Transit Briefs: Austin’s Project Connect, Metra, Metrolinx, Tri-Rail, Sound Transit, STM, WMATA

Written by Marybeth Luczak, Executive Editor
WMATA is readying for service its newest station: Potomac Yard in Alexandria, Va. (WMATA Photograph)

WMATA is readying for service its newest station: Potomac Yard in Alexandria, Va. (WMATA Photograph)

The Austin (Tex.) Transit Partnership awards light rail planning and design contracts for Project Connect. Also, Metra’s Chicagoland commuter rail stations will offer train-tracking and schedule updates on new video monitors; Metrolinx provides an official “first look” at GO Trains on the Davenport Diamond Guideway in Toronto; South Florida Regional Transportation Authority (SFRTA) reveals a new Tri-Rail train wrap; Seattle’s Sound Transit receives a loan to finance its South Sounder Access Improvement Project; residents of the agglomeration of Montréal aged 65 and over will soon ride free on Société de transport de Montréal (STM) transit services; and Washington Metropolitan Area Transit Authority (WMATA) announces the launch date of its 98th rapid transit station.

The Austin Transit Partnership (ATP) has awarded contracts to HDR Engineering Inc., AECOM Technical Services Inc. and HNTB Corporation for planning and design work on Project Connect, according to KXAN, part of the Nexstar Media Group.

The Project Connect System Plan includes a new light rail system and an expanded bus system with more routes; it was approved by Austin voters in November 2020.

KXAN reported on April 19 that HDR, under a $26 million contract, will “assist with program development and adhering to standards outlined in the National Environmental Policy Act (NEPA) requirements.” The firm will focus on ways “to maximize the Federal Transit Administration’s New Starts Capital Investment Grant Program, to help secure federal funding for the light rail system,” the media outlet said. ATP and HDR have set a goal that at least 10% of transportation-related construction project work will be handled by women-owned and minority-owned businesses.

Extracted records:
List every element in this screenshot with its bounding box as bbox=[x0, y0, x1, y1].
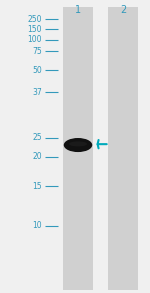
Text: 1: 1 bbox=[75, 5, 81, 15]
Text: 10: 10 bbox=[32, 221, 42, 230]
Text: 250: 250 bbox=[27, 15, 42, 23]
Text: 75: 75 bbox=[32, 47, 42, 56]
Text: 2: 2 bbox=[120, 5, 126, 15]
Ellipse shape bbox=[69, 142, 87, 146]
Bar bbox=[108, 7, 138, 290]
Text: 20: 20 bbox=[32, 152, 42, 161]
Text: 25: 25 bbox=[32, 133, 42, 142]
Text: 37: 37 bbox=[32, 88, 42, 97]
Text: 150: 150 bbox=[27, 25, 42, 34]
Text: 50: 50 bbox=[32, 66, 42, 75]
Bar bbox=[63, 7, 93, 290]
Text: 100: 100 bbox=[27, 35, 42, 44]
Text: 15: 15 bbox=[32, 182, 42, 190]
Ellipse shape bbox=[64, 138, 92, 152]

▶ PROBLEM REQUIREMENTS
Edit the passage of the transit briefs starting at "The Project Connect" and ending at "and minority-owned businesses.", changing "light rail system" to "light rail network". Rely solely on the transit briefs text and not on the extracted records.

▶ OUTPUT FOR THIS TASK
The Project Connect System Plan includes a new light rail network and an expanded bus system with more routes; it was approved by Austin voters in November 2020.

KXAN reported on April 19 that HDR, under a $26 million contract, will “assist with program development and adhering to standards outlined in the National Environmental Policy Act (NEPA) requirements.” The firm will focus on ways “to maximize the Federal Transit Administration’s New Starts Capital Investment Grant Program, to help secure federal funding for the light rail network,” the media outlet said. ATP and HDR have set a goal that at least 10% of transportation-related construction project work will be handled by women-owned and minority-owned businesses.